__Dataset entries__
◇ ◇ ◇ ◇ ◇

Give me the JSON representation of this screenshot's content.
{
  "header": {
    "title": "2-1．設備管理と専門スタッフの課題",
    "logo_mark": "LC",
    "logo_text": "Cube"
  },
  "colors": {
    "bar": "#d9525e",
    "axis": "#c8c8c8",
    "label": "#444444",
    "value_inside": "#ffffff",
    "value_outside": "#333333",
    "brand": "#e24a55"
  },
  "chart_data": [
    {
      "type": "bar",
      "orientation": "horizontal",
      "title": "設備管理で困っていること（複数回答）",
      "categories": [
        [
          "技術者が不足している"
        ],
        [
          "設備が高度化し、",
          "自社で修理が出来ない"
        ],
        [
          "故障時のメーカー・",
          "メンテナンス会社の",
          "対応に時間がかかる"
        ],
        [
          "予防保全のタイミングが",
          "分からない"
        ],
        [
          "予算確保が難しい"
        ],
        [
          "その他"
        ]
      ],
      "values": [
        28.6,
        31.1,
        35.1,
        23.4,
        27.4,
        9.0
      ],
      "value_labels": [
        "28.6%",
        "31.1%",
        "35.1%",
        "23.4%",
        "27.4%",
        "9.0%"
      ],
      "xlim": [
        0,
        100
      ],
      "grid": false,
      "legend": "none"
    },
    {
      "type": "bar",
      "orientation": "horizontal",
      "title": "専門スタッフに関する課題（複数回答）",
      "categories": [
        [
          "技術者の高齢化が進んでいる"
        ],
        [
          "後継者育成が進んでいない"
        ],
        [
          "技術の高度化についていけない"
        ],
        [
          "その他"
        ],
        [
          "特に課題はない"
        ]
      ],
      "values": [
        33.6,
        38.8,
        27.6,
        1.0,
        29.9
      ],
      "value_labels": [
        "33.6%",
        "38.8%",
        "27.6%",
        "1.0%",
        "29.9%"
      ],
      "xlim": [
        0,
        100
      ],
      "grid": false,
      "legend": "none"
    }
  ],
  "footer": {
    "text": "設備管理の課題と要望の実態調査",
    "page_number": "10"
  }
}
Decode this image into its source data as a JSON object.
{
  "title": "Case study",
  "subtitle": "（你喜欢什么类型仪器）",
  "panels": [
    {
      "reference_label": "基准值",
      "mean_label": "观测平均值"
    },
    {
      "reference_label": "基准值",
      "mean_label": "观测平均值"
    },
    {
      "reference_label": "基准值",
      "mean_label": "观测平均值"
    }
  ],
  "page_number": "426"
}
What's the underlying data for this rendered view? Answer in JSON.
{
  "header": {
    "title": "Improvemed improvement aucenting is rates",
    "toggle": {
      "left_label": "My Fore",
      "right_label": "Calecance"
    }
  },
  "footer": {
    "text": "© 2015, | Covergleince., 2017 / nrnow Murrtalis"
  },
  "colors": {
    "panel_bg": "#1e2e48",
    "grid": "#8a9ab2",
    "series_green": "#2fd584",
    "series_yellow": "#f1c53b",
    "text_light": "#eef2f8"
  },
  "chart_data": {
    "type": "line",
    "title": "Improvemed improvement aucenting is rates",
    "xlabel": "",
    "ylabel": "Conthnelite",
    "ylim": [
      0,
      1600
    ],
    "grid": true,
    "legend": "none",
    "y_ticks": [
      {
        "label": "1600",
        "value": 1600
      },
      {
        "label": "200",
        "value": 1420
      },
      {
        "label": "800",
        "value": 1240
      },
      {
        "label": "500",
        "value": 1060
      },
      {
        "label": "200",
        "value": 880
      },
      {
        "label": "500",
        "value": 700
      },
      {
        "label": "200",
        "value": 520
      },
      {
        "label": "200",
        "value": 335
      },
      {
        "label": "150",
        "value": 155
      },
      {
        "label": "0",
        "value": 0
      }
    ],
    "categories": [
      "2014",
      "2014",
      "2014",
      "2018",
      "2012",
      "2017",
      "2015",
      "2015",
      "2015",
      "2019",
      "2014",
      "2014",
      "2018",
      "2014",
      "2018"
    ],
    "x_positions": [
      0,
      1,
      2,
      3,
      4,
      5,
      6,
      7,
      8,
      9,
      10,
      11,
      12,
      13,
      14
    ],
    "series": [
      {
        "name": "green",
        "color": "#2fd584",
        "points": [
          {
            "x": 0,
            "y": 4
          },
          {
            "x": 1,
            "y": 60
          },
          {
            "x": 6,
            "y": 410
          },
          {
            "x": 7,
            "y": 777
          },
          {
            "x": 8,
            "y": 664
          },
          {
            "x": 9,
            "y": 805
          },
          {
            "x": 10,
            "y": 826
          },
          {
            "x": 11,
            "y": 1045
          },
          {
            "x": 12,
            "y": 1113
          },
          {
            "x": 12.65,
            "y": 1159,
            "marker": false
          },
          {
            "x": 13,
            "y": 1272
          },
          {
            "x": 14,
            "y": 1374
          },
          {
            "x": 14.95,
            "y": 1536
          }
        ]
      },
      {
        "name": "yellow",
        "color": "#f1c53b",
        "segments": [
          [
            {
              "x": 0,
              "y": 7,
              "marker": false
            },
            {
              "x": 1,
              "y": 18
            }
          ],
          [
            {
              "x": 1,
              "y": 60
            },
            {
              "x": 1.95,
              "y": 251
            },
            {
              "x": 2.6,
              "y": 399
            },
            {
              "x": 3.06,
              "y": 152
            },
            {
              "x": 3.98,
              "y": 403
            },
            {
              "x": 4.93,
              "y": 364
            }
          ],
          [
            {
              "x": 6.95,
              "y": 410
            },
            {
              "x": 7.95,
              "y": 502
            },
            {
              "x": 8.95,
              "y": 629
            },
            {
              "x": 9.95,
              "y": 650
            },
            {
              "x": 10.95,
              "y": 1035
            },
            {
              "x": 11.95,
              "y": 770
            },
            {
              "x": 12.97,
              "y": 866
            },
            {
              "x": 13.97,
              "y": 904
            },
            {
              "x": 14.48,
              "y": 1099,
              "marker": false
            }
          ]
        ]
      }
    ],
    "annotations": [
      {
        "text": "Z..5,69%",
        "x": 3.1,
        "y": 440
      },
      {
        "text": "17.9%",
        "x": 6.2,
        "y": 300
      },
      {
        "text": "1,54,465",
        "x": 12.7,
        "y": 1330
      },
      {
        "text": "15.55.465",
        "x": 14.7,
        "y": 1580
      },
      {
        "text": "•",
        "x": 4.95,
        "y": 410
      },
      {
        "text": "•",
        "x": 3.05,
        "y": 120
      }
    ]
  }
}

◇ ◇ ◇ ◇ ◇

Reproduce all the records precisely.

__Answer to the problem__
Give me the JSON representation of this screenshot's content.
{
  "header": {
    "title": "2-1．設備管理と専門スタッフの課題",
    "logo_mark": "LC",
    "logo_text": "Cube"
  },
  "colors": {
    "bar": "#d9525e",
    "axis": "#c8c8c8",
    "label": "#444444",
    "value_inside": "#ffffff",
    "value_outside": "#333333",
    "brand": "#e24a55"
  },
  "chart_data": [
    {
      "type": "bar",
      "orientation": "horizontal",
      "title": "設備管理で困っていること（複数回答）",
      "categories": [
        [
          "技術者が不足している"
        ],
        [
          "設備が高度化し、",
          "自社で修理が出来ない"
        ],
        [
          "故障時のメーカー・",
          "メンテナンス会社の",
          "対応に時間がかかる"
        ],
        [
          "予防保全のタイミングが",
          "分からない"
        ],
        [
          "予算確保が難しい"
        ],
        [
          "その他"
        ]
      ],
      "values": [
        28.6,
        31.1,
        35.1,
        23.4,
        27.4,
        9.0
      ],
      "value_labels": [
        "28.6%",
        "31.1%",
        "35.1%",
        "23.4%",
        "27.4%",
        "9.0%"
      ],
      "xlim": [
        0,
        100
      ],
      "grid": false,
      "legend": "none"
    },
    {
      "type": "bar",
      "orientation": "horizontal",
      "title": "専門スタッフに関する課題（複数回答）",
      "categories": [
        [
          "技術者の高齢化が進んでいる"
        ],
        [
          "後継者育成が進んでいない"
        ],
        [
          "技術の高度化についていけない"
        ],
        [
          "その他"
        ],
        [
          "特に課題はない"
        ]
      ],
      "values": [
        33.6,
        38.8,
        27.6,
        1.0,
        29.9
      ],
      "value_labels": [
        "33.6%",
        "38.8%",
        "27.6%",
        "1.0%",
        "29.9%"
      ],
      "xlim": [
        0,
        100
      ],
      "grid": false,
      "legend": "none"
    }
  ],
  "footer": {
    "text": "設備管理の課題と要望の実態調査",
    "page_number": "10"
  }
}
Decode this image into its source data as a JSON object.
{
  "title": "Case study",
  "subtitle": "（你喜欢什么类型仪器）",
  "panels": [
    {
      "reference_label": "基准值",
      "mean_label": "观测平均值"
    },
    {
      "reference_label": "基准值",
      "mean_label": "观测平均值"
    },
    {
      "reference_label": "基准值",
      "mean_label": "观测平均值"
    }
  ],
  "page_number": "426"
}
What's the underlying data for this rendered view? Answer in JSON.
{
  "header": {
    "title": "Improvemed improvement aucenting is rates",
    "toggle": {
      "left_label": "My Fore",
      "right_label": "Calecance"
    }
  },
  "footer": {
    "text": "© 2015, | Covergleince., 2017 / nrnow Murrtalis"
  },
  "colors": {
    "panel_bg": "#1e2e48",
    "grid": "#8a9ab2",
    "series_green": "#2fd584",
    "series_yellow": "#f1c53b",
    "text_light": "#eef2f8"
  },
  "chart_data": {
    "type": "line",
    "title": "Improvemed improvement aucenting is rates",
    "xlabel": "",
    "ylabel": "Conthnelite",
    "ylim": [
      0,
      1600
    ],
    "grid": true,
    "legend": "none",
    "y_ticks": [
      {
        "label": "1600",
        "value": 1600
      },
      {
        "label": "200",
        "value": 1420
      },
      {
        "label": "800",
        "value": 1240
      },
      {
        "label": "500",
        "value": 1060
      },
      {
        "label": "200",
        "value": 880
      },
      {
        "label": "500",
        "value": 700
      },
      {
        "label": "200",
        "value": 520
      },
      {
        "label": "200",
        "value": 335
      },
      {
        "label": "150",
        "value": 155
      },
      {
        "label": "0",
        "value": 0
      }
    ],
    "categories": [
      "2014",
      "2014",
      "2014",
      "2018",
      "2012",
      "2017",
      "2015",
      "2015",
      "2015",
      "2019",
      "2014",
      "2014",
      "2018",
      "2014",
      "2018"
    ],
    "x_positions": [
      0,
      1,
      2,
      3,
      4,
      5,
      6,
      7,
      8,
      9,
      10,
      11,
      12,
      13,
      14
    ],
    "series": [
      {
        "name": "green",
        "color": "#2fd584",
        "points": [
          {
            "x": 0,
            "y": 4
          },
          {
            "x": 1,
            "y": 60
          },
          {
            "x": 6,
            "y": 410
          },
          {
            "x": 7,
            "y": 777
          },
          {
            "x": 8,
            "y": 664
          },
          {
            "x": 9,
            "y": 805
          },
          {
            "x": 10,
            "y": 826
          },
          {
            "x": 11,
            "y": 1045
          },
          {
            "x": 12,
            "y": 1113
          },
          {
            "x": 12.65,
            "y": 1159,
            "marker": false
          },
          {
            "x": 13,
            "y": 1272
          },
          {
            "x": 14,
            "y": 1374
          },
          {
            "x": 14.95,
            "y": 1536
          }
        ]
      },
      {
        "name": "yellow",
        "color": "#f1c53b",
        "segments": [
          [
            {
              "x": 0,
              "y": 7,
              "marker": false
            },
            {
              "x": 1,
              "y": 18
            }
          ],
          [
            {
              "x": 1,
              "y": 60
            },
            {
              "x": 1.95,
              "y": 251
            },
            {
              "x": 2.6,
              "y": 399
            },
            {
              "x": 3.06,
              "y": 152
            },
            {
              "x": 3.98,
              "y": 403
            },
            {
              "x": 4.93,
              "y": 364
            }
          ],
          [
            {
              "x": 6.95,
              "y": 410
            },
            {
              "x": 7.95,
              "y": 502
            },
            {
              "x": 8.95,
              "y": 629
            },
            {
              "x": 9.95,
              "y": 650
            },
            {
              "x": 10.95,
              "y": 1035
            },
            {
              "x": 11.95,
              "y": 770
            },
            {
              "x": 12.97,
              "y": 866
            },
            {
              "x": 13.97,
              "y": 904
            },
            {
              "x": 14.48,
              "y": 1099,
              "marker": false
            }
          ]
        ]
      }
    ],
    "annotations": [
      {
        "text": "Z..5,69%",
        "x": 3.1,
        "y": 440
      },
      {
        "text": "17.9%",
        "x": 6.2,
        "y": 300
      },
      {
        "text": "1,54,465",
        "x": 12.7,
        "y": 1330
      },
      {
        "text": "15.55.465",
        "x": 14.7,
        "y": 1580
      },
      {
        "text": "•",
        "x": 4.95,
        "y": 410
      },
      {
        "text": "•",
        "x": 3.05,
        "y": 120
      }
    ]
  }
}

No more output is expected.